§ **Petunjuk Tugas**
A) Dalam kutipan tentang kisah Tsabit bin Qois, apa yang diberikan Tsabit kepada Habibah sebagai mahar?
B) Salin dengan tepat seluruh bagian kutipan tentang kisah Tsabit bin Qois, mulai dari "Ibnu Hajar menjamak" hingga "dishahihkan oleh Al-Albani)".

§ **Kutipan Pilihan**
┄┄┄┄┄┄┄┄┄┄

Dari Aisyah bahwasanya Habibah binti Sahl dulunya istri Tsabit bin Qois, lalu Tsabit
memukulnya hingga patahlah sebagian anggota tubuhnya. Habibah pun mendatangi Rasulullah
shallallahu ‘alaihi wa sallam setelah subuh dan mengadukan kepada Nabi shallallahu ‘alaihi wa
sallam tentang suaminya. Maka Nabi berkata kepada Tsabit, “Ambillah sebagian harta Habibah,
dan berpisahlah darinya”

Tsaabit berkata, “Apakah dibenarkan hal ini wahai Rasulullah?”, Nabi berkata, “Benar”. Tsabit
berkata, “Aku telah memberikan kepadanya mahar berupa dua kebun, dan keduanya berada
padanya”. Maka Nabi shallallahu ‘alaihi wa sallam berkata, “Ambilah kedua kebun tersebut dan
berpisalah dengannya”. (HR Abu Dawud no 2230, dan dishahihkan oleh Syaikh Al-Albani)

Dari riwayat-riwayat yang ada, seakan-akan ada pertentangan, karena sebagian riwayat
menunjukkan bahwa istri Tsabit meminta cerai karena perangai Tsaabit yang telah memukulnya
hingga menyebabkan patah tangan. Dan sebagian riwayat yang lain sangat jelas dan tegas
bahwa sang istri tidak mencela akhlak dan agama Tsaabit, akan yang dikeluhkan ada kondisi
tubuh Tsaabit yang hitam, pendek, dan buruk rupa.

Ibnu Hajar menjamak kedua model riwayat diatas dengan menyebutkan suatu riwayat dimana
istri Tsabit berkata :

‫وهللا ما أعتب على ثابت في دين وال خلق ولكني أكره الكفر في اْلسالم ال أطيقه بغضا‬

“Demi Allah aku tidak mencela Tsabit karena agamanya dan juga akhlaknya, akan tetapi aku
takutkan kekufuran dalam Islam, aku tidak sanggup dengannya karena aku membencinya” (HR
Ibnu Maajah no 1673 dan dishahihkan oleh Al-Albani)

‫لكن تقدم من رواية النسائي أنه كسر يدها فيحمل على أنها أرادت أنه سيء الخلق لكنها ما تعيبه بذلك بل بشيء آخر … لكن لم تشكه‬
‫واحدة منهما بسبب ذلك بل وقع التصريح بسبب آخر وهو أنه كان دميم الخلقة‬

“Akan tetapi telah lalu dalam riwayat An-Nasaai bahwasanya Tsaabit mematahkan tangan sang
istri, maka dibawakan kepada makna bahwasanya sang istri ingin mengatakan bahwa Tsabit
buruk akhlaknya akan tetapi ia tidak mencela Tsaabit karena hal itu, akan tetapi karena perkara
yang lain…tidak seorangpun dari kedua istrinya (Jamilah maupun Habibah) yang mencela Tsabit
karena “sebab mematahkan tulang”, akan tetapi telah datang penjelasan yang tegas akan sebab
yang lain, yaitu perawakan Tsaabit buruk” (Fathul Baari 9/400)

┄┄┄┄┄┄┄┄┄┄

§ **Kumpulan Data**

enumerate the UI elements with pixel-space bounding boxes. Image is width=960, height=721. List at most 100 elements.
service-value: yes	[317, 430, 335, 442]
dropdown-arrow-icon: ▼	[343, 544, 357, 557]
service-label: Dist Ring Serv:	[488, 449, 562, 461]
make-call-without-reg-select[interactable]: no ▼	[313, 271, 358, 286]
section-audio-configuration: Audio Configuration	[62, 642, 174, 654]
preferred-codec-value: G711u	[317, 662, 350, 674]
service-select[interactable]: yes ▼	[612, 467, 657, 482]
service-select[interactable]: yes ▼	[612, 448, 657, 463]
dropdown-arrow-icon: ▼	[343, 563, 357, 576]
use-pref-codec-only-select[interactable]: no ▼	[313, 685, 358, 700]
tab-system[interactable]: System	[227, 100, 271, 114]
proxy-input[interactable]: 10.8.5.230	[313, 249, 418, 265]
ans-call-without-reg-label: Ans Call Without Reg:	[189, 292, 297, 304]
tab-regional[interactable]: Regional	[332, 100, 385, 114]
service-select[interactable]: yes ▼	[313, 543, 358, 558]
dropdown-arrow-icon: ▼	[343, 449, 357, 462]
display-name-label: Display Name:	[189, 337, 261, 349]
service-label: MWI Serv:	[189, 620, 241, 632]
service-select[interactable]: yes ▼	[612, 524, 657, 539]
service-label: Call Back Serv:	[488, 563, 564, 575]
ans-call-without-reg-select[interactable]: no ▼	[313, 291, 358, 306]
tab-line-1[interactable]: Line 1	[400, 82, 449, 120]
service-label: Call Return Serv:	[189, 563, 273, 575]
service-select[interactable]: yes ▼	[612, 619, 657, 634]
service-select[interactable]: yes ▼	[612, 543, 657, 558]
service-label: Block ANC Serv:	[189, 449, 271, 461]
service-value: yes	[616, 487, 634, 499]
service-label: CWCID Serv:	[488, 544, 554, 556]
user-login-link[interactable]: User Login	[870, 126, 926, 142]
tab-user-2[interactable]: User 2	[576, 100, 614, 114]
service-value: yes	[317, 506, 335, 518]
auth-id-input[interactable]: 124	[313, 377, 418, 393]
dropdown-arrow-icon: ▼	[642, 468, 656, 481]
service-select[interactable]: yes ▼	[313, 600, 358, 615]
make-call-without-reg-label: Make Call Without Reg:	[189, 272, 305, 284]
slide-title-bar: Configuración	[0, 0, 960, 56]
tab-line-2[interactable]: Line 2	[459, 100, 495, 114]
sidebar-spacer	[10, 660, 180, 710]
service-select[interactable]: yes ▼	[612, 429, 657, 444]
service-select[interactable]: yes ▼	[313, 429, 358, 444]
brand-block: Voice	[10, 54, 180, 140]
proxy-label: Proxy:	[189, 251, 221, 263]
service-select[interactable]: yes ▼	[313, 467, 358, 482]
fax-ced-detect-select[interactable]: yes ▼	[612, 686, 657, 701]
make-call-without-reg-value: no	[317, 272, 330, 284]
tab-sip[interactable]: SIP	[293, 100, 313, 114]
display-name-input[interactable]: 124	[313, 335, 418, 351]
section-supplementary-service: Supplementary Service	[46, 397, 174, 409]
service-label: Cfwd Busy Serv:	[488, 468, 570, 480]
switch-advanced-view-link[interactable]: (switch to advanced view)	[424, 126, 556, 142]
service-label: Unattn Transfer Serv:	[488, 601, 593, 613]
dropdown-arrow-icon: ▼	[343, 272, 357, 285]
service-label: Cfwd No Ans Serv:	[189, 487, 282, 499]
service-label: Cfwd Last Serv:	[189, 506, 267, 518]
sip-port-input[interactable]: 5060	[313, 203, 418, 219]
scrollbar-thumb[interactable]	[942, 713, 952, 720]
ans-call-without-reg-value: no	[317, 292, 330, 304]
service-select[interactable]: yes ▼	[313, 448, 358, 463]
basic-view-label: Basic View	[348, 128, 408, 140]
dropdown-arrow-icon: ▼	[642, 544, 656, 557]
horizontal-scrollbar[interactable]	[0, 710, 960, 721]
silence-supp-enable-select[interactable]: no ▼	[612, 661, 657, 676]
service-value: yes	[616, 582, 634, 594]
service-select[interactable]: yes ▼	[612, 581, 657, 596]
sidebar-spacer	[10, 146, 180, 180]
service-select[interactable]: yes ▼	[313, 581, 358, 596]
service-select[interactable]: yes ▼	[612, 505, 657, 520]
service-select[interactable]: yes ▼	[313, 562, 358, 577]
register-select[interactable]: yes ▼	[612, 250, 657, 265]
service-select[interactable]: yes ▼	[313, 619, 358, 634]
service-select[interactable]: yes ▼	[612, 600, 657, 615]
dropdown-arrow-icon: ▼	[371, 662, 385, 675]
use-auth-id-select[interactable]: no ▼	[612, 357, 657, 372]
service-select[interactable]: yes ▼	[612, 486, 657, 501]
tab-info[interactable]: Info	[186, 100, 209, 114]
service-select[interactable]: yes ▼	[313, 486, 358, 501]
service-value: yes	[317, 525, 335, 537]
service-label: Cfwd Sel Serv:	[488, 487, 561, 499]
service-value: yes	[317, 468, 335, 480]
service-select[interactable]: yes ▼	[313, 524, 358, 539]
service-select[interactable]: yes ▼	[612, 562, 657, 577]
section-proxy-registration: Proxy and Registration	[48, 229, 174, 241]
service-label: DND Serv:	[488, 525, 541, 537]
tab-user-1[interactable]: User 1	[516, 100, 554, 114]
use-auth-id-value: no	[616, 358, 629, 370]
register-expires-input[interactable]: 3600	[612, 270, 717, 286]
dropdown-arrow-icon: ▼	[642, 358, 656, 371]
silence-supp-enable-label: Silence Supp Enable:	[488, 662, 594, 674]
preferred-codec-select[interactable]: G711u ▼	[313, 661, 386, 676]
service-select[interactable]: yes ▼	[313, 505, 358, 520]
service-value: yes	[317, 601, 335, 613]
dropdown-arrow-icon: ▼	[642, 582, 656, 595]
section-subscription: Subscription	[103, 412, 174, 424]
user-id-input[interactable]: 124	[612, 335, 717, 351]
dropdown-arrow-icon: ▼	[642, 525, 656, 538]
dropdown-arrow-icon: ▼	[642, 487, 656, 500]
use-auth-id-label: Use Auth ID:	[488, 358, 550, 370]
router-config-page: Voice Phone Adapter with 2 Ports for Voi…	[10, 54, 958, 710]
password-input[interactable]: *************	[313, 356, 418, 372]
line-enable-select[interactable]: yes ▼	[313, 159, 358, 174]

┄┄┄┄┄┄┄┄┄┄

§ **Jawaban Latihan**
A) Dua kebun.

B)
Ibnu Hajar menjamak kedua model riwayat diatas dengan menyebutkan suatu riwayat dimana
istri Tsabit berkata :

‫وهللا ما أعتب على ثابت في دين وال خلق ولكني أكره الكفر في اْلسالم ال أطيقه بغضا‬

“Demi Allah aku tidak mencela Tsabit karena agamanya dan juga akhlaknya, akan tetapi aku
takutkan kekufuran dalam Islam, aku tidak sanggup dengannya karena aku membencinya” (HR
Ibnu Maajah no 1673 dan dishahihkan oleh Al-Albani)